- Set problem
Write out each line in which the string "name" is present.

- Raw data
-*-*-

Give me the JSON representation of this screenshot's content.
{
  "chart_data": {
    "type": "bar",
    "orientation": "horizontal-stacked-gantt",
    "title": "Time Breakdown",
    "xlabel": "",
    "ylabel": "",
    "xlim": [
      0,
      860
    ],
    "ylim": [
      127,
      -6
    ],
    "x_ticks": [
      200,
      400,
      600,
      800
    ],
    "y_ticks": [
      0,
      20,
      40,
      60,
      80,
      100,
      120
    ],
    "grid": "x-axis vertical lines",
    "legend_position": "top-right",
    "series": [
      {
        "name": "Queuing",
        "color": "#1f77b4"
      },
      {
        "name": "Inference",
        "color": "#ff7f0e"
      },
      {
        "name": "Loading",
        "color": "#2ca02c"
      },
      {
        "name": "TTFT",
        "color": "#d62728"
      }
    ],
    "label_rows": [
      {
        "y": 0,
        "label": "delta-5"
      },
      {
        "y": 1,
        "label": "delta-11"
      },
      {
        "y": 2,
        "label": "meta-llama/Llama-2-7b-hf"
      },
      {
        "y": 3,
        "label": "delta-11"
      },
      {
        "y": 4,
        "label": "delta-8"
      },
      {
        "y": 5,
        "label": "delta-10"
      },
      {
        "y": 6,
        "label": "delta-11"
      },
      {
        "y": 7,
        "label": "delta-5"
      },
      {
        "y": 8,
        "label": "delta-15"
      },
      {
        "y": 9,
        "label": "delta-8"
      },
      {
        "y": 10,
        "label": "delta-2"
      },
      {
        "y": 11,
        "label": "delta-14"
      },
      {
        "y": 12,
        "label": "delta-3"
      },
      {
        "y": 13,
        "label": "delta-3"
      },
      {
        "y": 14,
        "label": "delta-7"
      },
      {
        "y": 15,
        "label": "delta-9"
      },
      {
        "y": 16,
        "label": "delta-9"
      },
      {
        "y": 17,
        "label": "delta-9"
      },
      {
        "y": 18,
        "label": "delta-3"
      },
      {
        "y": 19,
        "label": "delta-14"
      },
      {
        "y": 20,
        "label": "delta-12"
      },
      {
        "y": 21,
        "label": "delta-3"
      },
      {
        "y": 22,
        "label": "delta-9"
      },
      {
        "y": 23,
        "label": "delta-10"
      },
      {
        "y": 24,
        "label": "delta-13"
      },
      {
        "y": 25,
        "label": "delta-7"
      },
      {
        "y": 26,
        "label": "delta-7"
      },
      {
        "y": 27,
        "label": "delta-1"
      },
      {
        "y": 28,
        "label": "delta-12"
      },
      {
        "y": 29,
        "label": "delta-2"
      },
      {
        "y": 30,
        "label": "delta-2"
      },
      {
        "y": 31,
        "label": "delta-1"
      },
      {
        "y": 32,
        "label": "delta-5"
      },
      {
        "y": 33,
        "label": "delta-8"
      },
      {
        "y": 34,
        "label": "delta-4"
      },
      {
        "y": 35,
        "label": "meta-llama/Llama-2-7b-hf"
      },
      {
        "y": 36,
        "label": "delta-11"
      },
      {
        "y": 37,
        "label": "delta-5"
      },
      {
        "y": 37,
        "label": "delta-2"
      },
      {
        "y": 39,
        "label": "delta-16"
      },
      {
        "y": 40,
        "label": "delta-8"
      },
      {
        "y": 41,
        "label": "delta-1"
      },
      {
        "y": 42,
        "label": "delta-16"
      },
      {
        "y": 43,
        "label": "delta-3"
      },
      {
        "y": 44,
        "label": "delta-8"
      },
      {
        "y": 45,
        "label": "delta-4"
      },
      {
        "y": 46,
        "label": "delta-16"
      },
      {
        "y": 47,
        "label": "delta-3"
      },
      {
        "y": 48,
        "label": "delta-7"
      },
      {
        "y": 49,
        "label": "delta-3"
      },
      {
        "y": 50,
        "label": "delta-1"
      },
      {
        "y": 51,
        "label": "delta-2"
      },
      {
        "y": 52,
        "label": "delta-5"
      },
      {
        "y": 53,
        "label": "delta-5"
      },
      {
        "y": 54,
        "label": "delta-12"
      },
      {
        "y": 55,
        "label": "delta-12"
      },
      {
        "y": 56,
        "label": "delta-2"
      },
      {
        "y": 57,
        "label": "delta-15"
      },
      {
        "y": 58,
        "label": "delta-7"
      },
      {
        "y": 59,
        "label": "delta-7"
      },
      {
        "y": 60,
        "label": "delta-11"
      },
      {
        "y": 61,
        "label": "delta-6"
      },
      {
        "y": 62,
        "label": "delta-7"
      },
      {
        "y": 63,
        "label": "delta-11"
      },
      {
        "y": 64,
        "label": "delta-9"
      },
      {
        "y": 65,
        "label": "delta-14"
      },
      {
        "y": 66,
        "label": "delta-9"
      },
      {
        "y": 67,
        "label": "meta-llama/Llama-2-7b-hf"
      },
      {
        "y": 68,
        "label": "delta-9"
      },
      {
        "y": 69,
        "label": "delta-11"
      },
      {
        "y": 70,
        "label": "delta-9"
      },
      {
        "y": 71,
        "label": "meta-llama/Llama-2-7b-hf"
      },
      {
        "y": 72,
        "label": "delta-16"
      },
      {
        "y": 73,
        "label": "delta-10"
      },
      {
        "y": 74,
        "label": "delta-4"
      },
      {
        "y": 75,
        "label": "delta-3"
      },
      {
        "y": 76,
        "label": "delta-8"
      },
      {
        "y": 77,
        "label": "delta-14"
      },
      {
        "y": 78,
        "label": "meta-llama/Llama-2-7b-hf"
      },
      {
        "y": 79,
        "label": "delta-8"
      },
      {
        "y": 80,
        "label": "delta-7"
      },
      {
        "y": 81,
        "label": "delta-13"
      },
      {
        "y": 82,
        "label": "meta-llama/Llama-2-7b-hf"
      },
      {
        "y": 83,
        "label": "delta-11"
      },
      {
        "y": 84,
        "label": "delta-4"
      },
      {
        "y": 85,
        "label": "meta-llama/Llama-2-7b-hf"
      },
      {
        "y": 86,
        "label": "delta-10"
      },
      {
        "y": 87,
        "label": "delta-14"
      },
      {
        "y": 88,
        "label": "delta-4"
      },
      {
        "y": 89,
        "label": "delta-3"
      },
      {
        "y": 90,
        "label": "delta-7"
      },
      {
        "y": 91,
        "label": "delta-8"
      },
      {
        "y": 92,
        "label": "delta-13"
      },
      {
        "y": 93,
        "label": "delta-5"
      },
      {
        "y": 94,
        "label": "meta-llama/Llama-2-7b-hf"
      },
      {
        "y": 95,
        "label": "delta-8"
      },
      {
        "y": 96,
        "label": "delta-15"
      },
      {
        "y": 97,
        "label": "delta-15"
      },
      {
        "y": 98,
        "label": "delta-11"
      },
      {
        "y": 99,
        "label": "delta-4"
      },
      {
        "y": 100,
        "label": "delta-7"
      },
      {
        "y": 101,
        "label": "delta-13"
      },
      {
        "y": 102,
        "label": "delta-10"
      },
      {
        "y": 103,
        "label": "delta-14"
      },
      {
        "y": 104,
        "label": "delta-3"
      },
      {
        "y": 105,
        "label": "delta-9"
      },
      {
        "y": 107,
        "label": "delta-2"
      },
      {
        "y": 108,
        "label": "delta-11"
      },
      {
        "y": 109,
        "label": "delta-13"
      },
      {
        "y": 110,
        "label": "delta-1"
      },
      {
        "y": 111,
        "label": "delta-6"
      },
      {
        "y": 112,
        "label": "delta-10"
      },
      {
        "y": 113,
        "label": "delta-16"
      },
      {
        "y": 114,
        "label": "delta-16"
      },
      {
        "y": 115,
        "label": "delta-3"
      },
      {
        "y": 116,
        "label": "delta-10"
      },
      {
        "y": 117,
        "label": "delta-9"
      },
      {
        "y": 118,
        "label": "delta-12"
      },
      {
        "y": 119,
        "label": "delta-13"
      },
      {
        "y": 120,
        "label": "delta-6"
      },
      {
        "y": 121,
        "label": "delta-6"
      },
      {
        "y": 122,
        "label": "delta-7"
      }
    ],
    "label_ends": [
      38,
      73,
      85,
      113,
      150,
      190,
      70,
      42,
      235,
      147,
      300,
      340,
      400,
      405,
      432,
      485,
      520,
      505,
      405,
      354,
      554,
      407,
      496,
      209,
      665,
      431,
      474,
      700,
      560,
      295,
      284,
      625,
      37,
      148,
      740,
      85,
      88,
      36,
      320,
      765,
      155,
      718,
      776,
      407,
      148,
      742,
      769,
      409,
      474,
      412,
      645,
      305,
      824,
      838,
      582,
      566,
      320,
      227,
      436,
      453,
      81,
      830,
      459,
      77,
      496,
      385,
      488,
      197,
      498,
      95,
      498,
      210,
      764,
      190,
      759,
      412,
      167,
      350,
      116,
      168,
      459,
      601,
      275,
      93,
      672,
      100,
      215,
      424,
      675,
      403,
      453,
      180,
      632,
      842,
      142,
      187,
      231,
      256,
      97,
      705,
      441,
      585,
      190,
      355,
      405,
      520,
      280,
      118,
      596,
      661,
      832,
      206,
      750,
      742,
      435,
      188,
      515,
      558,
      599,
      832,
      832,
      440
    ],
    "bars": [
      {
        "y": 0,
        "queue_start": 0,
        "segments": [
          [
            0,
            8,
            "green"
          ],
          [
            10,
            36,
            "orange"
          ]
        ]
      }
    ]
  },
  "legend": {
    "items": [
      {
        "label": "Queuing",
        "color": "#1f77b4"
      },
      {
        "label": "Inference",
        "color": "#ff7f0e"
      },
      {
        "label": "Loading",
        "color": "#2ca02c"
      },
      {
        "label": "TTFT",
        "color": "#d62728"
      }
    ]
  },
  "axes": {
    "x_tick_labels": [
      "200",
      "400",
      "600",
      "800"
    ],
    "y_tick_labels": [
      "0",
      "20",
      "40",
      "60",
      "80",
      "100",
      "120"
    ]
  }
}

-*-*-

- Result below
        "name": "Queuing",
        "name": "Inference",
        "name": "Loading",
        "name": "TTFT",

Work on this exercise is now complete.